=== MATERIAL SHOWN ===
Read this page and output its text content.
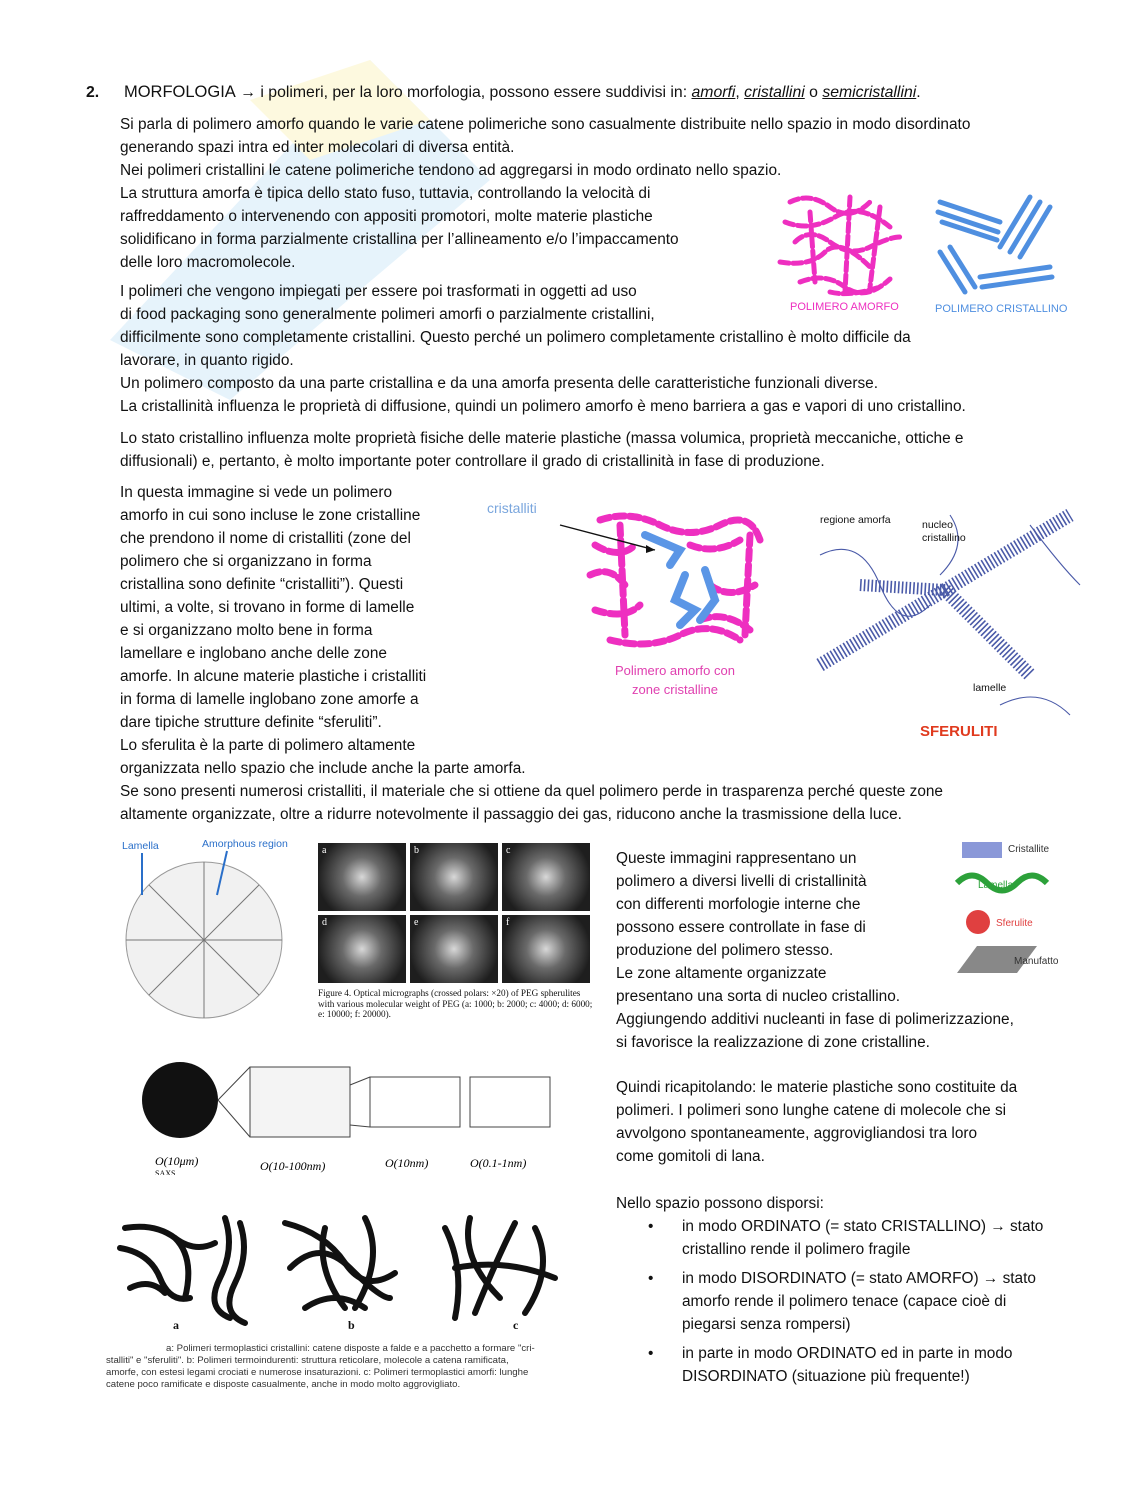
2. MORFOLOGIA → i polimeri, per la loro morfologia, possono essere suddivisi in: amorfi, cristallini o semicristallini.

Si parla di polimero amorfo quando le varie catene polimeriche sono casualmente distribuite nello spazio in modo disordinato generando spazi intra ed inter molecolari di diversa entità.

Nei polimeri cristallini le catene polimeriche tendono ad aggregarsi in modo ordinato nello spazio.

La struttura amorfa è tipica dello stato fuso, tuttavia, controllando la velocità di
raffreddamento o intervenendo con appositi promotori, molte materie plastiche
solidificano in forma parzialmente cristallina per l’allineamento e/o l’impaccamento
delle loro macromolecole.
POLIMERO AMORFO	POLIMERO CRISTALLINO
I polimeri che vengono impiegati per essere poi trasformati in oggetti ad uso
di food packaging sono generalmente polimeri amorfi o parzialmente cristallini,
difficilmente sono completamente cristallini. Questo perché un polimero completamente cristallino è molto difficile da
lavorare, in quanto rigido.
Un polimero composto da una parte cristallina e da una amorfa presenta delle caratteristiche funzionali diverse.
La cristallinità influenza le proprietà di diffusione, quindi un polimero amorfo è meno barriera a gas e vapori di uno cristallino.
Lo stato cristallino influenza molte proprietà fisiche delle materie plastiche (massa volumica, proprietà meccaniche, ottiche e
diffusionali) e, pertanto, è molto importante poter controllare il grado di cristallinità in fase di produzione.
In questa immagine si vede un polimero
amorfo in cui sono incluse le zone cristalline
che prendono il nome di cristalliti (zone del
polimero che si organizzano in forma
cristallina sono definite “cristalliti”). Questi
ultimi, a volte, si trovano in forme di lamelle
e si organizzano molto bene in forma
lamellare e inglobano anche delle zone
amorfe. In alcune materie plastiche i cristalliti
in forma di lamelle inglobano zone amorfe a
dare tipiche strutture definite “sferuliti”.
Lo sferulita è la parte di polimero altamente
organizzata nello spazio che include anche la parte amorfa.
cristalliti
Polimero amorfo con
zone cristalline
regione amorfa	nucleo
cristallino
lamelle
SFERULITI
Se sono presenti numerosi cristalliti, il materiale che si ottiene da quel polimero perde in trasparenza perché queste zone
altamente organizzate, oltre a ridurre notevolmente il passaggio dei gas, riducono anche la trasmissione della luce.
Lamella	Amorphous region
a	b	c
d	e	f
Figure 4. Optical micrographs (crossed polars: ×20) of PEG spherulites with various molecular weight of PEG (a: 1000; b: 2000; c: 4000; d: 6000; e: 10000; f: 20000).
Queste immagini rappresentano un
polimero a diversi livelli di cristallinità
con differenti morfologie interne che
possono essere controllate in fase di
produzione del polimero stesso.
Le zone altamente organizzate
presentano una sorta di nucleo cristallino.
Aggiungendo additivi nucleanti in fase di polimerizzazione,
si favorisce la realizzazione di zone cristalline.
Cristallite
Lamella
Sferulite
Manufatto
O(10μm)	O(10-100nm)	O(10nm)	O(0.1-1nm)
SAXS
Quindi ricapitolando: le materie plastiche sono costituite da
polimeri. I polimeri sono lunghe catene di molecole che si
avvolgono spontaneamente, aggrovigliandosi tra loro
come gomitoli di lana.

Nello spazio possono disporsi:

• in modo ORDINATO (= stato CRISTALLINO) → stato
cristallino rende il polimero fragile
• in modo DISORDINATO (= stato AMORFO) → stato
amorfo rende il polimero tenace (capace cioè di
piegarsi senza rompersi)
• in parte in modo ORDINATO ed in parte in modo
DISORDINATO (situazione più frequente!)
a	b	c
a: Polimeri termoplastici cristallini: catene disposte a falde e a pacchetto a formare "cri-
stalliti" e "sferuliti". b: Polimeri termoindurenti: struttura reticolare, molecole a catena ramificata,
amorfe, con estesi legami crociati e numerose insaturazioni. c: Polimeri termoplastici amorfi: lunghe
catene poco ramificate e disposte casualmente, anche in modo molto aggrovigliato.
===
STATED GOAL: Take every line from the data that contains the word "produzione".

TASK ANSWER:
diffusionali) e, pertanto, è molto importante poter controllare il grado di cristallinità in fase di produzione.
produzione del polimero stesso.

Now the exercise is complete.